Sunday, January 15, 2012

eTrolls: The Persistent Idiot

eTrolls: The Persistent Idiot


Patrick O'Keefe (@patrickokeefe)  has 54 Amazon reviews for his work "Managing Online Forums". 51 rate the book at 5 stars and the other three reviews are not substantial enough to diminish the work.

O'Keefe provides a sweeping survey of the most common problems, shows examples, and provides very tangible remedies (including templates).  

After skimming the entire book, I returned to deep dive and take notes on Chapter 3 "Developing Guidelines" and Chapter 6 "Banning Users and Dealing with Chaos". These 50 pages should be required reading for all Social Media experts. For the small blogger that just wants some discipline and control - these 50 pages are all you need to read. 

Most blogs will never grow a community large enough to have dedicated staff to deal with eTrolls. The ability to spot spam, "Introtisements and Adverquestions" (page 165), and other miscreants is very important to even the smallest community manager. 

Your site, community and content must be managed, or the eTrolls will manage it for you!


The MarketWatch Example:

MarketWatch provides an excellent forum for posts about money, finance and other economic topics. Their boards are frequently attacked by eTrolls - typically with obvious posts trying to sell retail goods. But they also suffer from "Persistent Idiots" (page 203). Not only are these users right about every opinion they post, but they are willing to provide correction to every other post in your community.

──────

_The task_: Please continue the blog post on eTrolls and the "Persistent Idiot" from where it stops, before the listing.

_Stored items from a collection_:
──────

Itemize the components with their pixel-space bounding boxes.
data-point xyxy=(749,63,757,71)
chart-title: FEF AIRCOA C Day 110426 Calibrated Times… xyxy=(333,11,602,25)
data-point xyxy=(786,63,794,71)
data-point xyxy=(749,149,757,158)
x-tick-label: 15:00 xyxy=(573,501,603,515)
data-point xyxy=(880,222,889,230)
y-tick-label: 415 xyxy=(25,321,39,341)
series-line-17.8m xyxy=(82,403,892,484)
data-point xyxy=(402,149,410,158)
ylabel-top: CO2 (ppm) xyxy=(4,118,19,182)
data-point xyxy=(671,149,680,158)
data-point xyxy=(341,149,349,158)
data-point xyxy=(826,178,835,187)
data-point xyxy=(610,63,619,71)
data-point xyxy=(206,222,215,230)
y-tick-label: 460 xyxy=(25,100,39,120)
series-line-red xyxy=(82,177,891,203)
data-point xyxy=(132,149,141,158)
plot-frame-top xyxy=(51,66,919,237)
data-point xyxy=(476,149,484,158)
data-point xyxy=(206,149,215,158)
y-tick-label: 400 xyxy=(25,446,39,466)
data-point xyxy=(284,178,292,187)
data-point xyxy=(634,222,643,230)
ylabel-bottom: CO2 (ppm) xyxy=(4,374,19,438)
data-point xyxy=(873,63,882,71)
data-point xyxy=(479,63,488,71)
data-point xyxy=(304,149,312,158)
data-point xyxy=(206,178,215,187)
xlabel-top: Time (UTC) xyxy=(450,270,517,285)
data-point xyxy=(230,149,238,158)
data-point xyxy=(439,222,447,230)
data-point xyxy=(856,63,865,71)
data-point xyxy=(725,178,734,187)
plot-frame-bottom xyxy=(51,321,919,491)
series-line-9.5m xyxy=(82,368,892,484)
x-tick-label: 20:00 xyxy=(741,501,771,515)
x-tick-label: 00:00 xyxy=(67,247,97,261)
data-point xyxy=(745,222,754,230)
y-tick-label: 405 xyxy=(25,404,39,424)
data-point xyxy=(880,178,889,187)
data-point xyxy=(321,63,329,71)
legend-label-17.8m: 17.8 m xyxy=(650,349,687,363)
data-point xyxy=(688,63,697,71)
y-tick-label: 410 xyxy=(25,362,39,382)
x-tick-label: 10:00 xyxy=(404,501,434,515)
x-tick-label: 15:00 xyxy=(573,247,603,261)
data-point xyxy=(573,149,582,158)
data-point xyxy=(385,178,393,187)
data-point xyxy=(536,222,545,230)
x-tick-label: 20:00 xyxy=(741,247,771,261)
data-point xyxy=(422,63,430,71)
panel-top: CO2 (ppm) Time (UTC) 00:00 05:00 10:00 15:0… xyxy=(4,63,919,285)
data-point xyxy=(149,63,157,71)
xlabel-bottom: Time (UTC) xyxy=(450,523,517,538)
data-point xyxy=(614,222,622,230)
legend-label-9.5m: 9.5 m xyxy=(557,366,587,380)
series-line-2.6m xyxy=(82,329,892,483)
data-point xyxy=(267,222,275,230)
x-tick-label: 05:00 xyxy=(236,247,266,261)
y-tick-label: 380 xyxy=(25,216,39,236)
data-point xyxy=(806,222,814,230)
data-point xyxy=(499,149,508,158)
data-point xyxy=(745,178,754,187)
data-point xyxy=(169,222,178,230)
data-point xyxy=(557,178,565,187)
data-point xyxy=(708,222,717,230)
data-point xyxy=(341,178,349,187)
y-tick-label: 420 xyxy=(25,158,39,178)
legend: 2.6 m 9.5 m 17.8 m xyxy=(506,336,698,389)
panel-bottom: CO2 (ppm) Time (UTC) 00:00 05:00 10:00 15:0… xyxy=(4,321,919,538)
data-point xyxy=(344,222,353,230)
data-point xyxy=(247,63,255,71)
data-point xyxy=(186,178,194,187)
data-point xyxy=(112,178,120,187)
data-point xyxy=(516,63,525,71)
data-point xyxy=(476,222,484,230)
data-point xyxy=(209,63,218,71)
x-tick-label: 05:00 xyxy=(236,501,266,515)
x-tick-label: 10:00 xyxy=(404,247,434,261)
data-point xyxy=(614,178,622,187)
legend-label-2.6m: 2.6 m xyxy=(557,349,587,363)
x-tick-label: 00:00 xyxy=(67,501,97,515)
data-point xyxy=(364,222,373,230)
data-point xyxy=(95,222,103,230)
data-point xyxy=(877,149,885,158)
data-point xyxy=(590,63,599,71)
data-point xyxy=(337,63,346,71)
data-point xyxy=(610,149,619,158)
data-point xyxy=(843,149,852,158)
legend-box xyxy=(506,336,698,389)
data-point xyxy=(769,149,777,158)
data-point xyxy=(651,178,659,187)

──────

_Written response_:
A frequent problem is that some eTrolls may have enough "tenure" or points, or other community standing - that it is difficult to neutralize their acidic influence. In my opinion MarketWatch needs to assign this book to their Forum Moderators, then employ more of the strategies espoused by O'Keefe. 

O'Keefe calls the forum manager to create guidelines, manage users to those guidelines, then factually (and ruthlessly) starve the eTrolls. 

Bottom Line

"Managing Online Forums" is about managing your customer dialogue. Abdication of this critical role to the eTrolls is a sure route to failure. 


~Xolo

1 comment:

  1. I just discovered this post and wanted to thank you for taking the time to dive into a section of the book in this manner. I really appreciate it!